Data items

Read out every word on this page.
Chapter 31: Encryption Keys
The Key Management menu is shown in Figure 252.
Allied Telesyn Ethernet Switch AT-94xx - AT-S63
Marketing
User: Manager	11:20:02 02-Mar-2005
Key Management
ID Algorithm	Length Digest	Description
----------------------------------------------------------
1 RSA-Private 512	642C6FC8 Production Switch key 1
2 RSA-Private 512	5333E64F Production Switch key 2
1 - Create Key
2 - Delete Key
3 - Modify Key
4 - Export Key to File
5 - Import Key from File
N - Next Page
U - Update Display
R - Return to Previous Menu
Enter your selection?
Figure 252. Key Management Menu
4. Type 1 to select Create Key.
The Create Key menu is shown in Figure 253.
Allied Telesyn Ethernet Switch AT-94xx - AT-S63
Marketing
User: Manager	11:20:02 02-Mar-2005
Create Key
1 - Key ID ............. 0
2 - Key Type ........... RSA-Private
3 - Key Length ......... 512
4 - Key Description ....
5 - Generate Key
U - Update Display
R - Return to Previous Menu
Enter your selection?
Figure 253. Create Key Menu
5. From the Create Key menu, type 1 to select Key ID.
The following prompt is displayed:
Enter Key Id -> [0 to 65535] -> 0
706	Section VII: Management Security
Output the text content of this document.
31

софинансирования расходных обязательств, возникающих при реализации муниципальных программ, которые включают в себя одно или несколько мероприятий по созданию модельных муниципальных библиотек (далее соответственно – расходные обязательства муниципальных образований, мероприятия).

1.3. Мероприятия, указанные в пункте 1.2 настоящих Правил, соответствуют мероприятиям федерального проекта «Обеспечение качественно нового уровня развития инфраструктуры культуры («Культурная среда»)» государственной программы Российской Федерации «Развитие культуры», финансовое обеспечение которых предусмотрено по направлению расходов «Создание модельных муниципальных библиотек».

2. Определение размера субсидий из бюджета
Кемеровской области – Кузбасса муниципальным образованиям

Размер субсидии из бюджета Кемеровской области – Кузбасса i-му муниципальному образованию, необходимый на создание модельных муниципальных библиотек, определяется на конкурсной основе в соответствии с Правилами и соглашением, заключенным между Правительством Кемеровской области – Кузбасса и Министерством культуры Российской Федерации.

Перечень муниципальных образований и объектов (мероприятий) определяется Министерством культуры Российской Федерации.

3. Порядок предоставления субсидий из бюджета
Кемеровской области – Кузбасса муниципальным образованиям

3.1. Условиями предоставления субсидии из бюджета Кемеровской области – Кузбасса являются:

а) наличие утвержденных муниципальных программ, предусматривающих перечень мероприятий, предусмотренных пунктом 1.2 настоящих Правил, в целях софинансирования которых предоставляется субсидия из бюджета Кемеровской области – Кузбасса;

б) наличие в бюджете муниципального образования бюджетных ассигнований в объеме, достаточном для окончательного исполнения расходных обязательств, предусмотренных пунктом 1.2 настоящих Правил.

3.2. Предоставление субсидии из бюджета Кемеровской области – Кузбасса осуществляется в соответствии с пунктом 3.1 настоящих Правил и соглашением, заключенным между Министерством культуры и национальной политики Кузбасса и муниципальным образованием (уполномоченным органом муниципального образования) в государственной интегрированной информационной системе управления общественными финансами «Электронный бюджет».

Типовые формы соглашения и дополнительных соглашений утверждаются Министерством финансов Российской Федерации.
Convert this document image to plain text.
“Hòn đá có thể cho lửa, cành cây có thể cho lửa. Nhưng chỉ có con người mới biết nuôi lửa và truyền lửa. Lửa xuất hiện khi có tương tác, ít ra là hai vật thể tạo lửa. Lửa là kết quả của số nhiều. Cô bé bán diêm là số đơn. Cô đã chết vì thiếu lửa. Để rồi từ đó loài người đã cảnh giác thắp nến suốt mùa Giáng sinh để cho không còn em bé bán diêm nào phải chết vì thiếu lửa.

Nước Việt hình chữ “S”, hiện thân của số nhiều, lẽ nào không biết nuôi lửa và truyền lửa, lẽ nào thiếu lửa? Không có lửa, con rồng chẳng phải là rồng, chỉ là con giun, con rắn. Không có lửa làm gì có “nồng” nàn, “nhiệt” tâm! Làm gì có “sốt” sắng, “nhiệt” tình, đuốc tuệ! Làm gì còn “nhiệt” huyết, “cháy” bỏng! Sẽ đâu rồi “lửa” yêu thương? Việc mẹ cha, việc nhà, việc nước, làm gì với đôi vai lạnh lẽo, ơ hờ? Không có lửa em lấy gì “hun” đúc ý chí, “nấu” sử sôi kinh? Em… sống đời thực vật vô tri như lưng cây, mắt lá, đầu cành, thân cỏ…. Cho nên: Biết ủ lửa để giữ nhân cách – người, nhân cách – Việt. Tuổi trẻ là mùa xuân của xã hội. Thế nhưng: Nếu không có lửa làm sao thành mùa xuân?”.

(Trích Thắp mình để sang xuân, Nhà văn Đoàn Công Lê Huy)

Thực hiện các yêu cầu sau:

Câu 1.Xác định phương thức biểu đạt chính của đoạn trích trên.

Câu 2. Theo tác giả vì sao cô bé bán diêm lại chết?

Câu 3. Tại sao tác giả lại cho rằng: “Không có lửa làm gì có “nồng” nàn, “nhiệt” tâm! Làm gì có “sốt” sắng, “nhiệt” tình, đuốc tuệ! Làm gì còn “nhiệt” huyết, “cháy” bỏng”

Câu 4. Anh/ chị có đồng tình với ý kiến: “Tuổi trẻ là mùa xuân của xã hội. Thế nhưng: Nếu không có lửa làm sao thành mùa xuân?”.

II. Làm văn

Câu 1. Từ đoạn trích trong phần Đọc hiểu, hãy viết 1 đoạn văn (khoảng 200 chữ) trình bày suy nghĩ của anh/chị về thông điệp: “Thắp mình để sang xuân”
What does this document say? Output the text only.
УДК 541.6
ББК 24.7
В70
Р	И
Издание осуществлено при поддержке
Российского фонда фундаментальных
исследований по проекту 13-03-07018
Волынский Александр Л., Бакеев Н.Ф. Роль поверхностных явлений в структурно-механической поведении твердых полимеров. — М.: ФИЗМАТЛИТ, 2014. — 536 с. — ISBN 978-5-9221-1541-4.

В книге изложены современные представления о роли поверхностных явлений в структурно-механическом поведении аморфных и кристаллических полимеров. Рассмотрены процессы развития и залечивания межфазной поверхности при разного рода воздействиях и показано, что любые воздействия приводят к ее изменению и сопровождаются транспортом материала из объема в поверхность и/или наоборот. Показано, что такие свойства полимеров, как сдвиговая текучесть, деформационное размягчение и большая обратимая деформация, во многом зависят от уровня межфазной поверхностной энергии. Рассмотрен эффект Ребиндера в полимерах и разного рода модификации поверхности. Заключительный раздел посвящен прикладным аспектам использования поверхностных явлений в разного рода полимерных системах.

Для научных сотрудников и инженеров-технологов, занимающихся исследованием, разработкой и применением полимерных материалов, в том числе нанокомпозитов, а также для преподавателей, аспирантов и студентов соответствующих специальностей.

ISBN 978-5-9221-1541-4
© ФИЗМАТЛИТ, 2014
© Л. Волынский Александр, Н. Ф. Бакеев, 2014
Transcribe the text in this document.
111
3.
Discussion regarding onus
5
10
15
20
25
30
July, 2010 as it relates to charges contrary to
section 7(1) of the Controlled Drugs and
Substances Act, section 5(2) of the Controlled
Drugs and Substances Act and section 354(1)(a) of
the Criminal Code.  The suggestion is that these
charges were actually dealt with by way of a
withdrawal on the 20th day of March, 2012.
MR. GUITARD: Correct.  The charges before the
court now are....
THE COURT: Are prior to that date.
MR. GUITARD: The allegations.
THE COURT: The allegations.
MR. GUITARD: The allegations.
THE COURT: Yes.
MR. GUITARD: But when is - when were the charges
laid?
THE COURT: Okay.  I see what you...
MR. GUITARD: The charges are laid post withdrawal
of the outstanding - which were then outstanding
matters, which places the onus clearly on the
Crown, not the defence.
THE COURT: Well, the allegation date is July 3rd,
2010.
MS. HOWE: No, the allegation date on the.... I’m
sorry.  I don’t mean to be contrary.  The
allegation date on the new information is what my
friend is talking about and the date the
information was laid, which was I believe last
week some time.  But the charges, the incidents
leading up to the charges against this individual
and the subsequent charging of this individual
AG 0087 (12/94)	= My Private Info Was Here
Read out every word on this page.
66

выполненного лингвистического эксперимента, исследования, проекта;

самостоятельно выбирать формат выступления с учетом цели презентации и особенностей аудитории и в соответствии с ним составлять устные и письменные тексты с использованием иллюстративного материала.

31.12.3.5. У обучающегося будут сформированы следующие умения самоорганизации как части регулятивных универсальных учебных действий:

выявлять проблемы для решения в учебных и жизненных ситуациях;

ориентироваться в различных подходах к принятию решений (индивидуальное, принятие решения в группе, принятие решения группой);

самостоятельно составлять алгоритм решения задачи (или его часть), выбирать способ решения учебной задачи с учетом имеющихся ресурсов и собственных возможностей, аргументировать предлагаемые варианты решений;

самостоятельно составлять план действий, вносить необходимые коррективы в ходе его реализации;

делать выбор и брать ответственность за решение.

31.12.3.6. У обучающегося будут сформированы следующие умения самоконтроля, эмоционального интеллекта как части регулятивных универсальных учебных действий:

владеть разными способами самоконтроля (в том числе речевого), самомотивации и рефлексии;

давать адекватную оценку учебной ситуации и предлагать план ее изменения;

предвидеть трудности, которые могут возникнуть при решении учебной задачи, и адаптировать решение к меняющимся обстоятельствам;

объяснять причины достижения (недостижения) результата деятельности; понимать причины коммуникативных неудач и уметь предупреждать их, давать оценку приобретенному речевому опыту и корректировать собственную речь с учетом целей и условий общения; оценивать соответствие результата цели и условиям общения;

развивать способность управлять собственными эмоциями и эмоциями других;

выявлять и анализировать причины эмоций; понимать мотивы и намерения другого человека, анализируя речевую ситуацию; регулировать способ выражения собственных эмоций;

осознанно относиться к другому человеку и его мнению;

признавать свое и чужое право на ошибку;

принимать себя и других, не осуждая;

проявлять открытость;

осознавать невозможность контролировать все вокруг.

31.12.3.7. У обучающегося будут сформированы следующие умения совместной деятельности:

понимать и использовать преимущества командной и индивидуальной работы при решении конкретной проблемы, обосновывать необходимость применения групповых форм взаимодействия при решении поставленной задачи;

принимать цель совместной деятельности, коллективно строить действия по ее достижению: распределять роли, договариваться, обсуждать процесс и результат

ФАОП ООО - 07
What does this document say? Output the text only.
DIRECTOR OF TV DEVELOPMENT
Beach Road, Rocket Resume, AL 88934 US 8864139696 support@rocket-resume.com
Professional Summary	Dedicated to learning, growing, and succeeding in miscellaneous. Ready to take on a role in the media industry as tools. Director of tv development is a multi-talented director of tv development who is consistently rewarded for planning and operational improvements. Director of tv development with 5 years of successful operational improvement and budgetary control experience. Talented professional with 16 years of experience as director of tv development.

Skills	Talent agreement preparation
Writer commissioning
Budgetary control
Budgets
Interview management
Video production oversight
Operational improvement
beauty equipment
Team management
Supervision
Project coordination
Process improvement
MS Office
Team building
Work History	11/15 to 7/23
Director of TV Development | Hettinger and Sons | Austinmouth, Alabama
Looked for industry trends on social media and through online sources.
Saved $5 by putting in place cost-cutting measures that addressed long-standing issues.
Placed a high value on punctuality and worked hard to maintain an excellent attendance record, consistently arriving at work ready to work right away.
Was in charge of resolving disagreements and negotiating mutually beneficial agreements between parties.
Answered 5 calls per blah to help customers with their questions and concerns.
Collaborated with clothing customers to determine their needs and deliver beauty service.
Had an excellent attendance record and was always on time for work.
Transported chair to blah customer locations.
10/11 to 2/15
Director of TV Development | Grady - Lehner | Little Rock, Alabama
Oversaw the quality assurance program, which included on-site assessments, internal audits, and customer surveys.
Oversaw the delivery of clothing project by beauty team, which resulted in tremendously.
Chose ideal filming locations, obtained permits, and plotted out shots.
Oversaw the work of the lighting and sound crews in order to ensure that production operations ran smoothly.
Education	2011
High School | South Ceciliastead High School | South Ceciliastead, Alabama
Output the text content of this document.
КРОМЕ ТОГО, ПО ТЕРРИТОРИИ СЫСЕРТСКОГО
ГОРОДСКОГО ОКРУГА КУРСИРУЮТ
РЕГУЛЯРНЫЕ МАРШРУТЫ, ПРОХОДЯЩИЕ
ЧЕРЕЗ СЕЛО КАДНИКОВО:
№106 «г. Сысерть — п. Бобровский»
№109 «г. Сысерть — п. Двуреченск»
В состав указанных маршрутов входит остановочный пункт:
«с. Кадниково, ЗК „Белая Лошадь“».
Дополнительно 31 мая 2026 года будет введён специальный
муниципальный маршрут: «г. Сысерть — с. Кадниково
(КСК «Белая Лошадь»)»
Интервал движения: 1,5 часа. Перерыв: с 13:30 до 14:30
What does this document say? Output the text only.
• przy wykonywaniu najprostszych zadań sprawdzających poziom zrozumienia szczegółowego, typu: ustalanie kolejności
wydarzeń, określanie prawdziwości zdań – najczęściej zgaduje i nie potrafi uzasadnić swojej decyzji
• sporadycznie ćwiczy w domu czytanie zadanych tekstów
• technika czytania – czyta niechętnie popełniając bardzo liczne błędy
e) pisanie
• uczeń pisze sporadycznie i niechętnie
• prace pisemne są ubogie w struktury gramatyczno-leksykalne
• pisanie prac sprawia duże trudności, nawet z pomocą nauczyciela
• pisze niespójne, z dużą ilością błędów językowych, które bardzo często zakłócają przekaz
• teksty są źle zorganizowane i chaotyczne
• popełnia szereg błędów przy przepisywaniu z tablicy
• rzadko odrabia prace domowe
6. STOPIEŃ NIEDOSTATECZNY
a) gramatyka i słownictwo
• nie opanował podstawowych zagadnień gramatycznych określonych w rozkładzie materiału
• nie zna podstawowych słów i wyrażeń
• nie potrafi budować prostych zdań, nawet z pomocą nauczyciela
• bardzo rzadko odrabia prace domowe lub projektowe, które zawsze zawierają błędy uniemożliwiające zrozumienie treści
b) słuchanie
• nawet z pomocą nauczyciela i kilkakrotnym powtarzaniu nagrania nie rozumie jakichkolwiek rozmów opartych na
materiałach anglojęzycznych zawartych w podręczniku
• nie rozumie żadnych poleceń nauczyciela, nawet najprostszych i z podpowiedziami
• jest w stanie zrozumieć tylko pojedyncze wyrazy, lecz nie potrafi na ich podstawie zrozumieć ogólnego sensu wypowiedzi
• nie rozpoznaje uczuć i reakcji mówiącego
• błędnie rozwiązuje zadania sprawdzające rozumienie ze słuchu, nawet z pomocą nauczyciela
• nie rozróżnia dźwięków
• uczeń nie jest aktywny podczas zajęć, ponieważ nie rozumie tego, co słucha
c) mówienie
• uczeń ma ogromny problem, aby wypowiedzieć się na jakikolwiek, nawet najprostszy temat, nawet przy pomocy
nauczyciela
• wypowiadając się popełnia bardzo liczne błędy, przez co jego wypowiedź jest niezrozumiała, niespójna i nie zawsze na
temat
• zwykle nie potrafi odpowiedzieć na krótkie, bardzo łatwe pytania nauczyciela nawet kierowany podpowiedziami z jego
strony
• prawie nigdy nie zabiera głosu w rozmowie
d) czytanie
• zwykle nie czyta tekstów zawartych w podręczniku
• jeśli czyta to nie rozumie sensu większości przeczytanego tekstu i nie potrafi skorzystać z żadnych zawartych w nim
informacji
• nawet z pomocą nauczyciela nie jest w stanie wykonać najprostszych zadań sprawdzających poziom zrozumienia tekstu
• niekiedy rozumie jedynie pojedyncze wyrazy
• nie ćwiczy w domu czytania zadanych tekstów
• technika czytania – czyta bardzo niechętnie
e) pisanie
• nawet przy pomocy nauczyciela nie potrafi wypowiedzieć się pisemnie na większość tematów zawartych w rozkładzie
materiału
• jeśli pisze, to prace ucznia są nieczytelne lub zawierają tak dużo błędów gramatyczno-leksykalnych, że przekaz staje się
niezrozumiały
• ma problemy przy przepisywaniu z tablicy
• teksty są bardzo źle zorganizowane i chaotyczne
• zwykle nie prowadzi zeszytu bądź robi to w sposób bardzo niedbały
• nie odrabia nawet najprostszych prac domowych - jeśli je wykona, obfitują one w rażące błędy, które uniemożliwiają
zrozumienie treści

* What you should do
From the data above, copy out every line with the string "żadnych" in it.

* Reply to the exercise
• nie rozumie żadnych poleceń nauczyciela, nawet najprostszych i z podpowiedziami
• jeśli czyta to nie rozumie sensu większości przeczytanego tekstu i nie potrafi skorzystać z żadnych zawartych w nim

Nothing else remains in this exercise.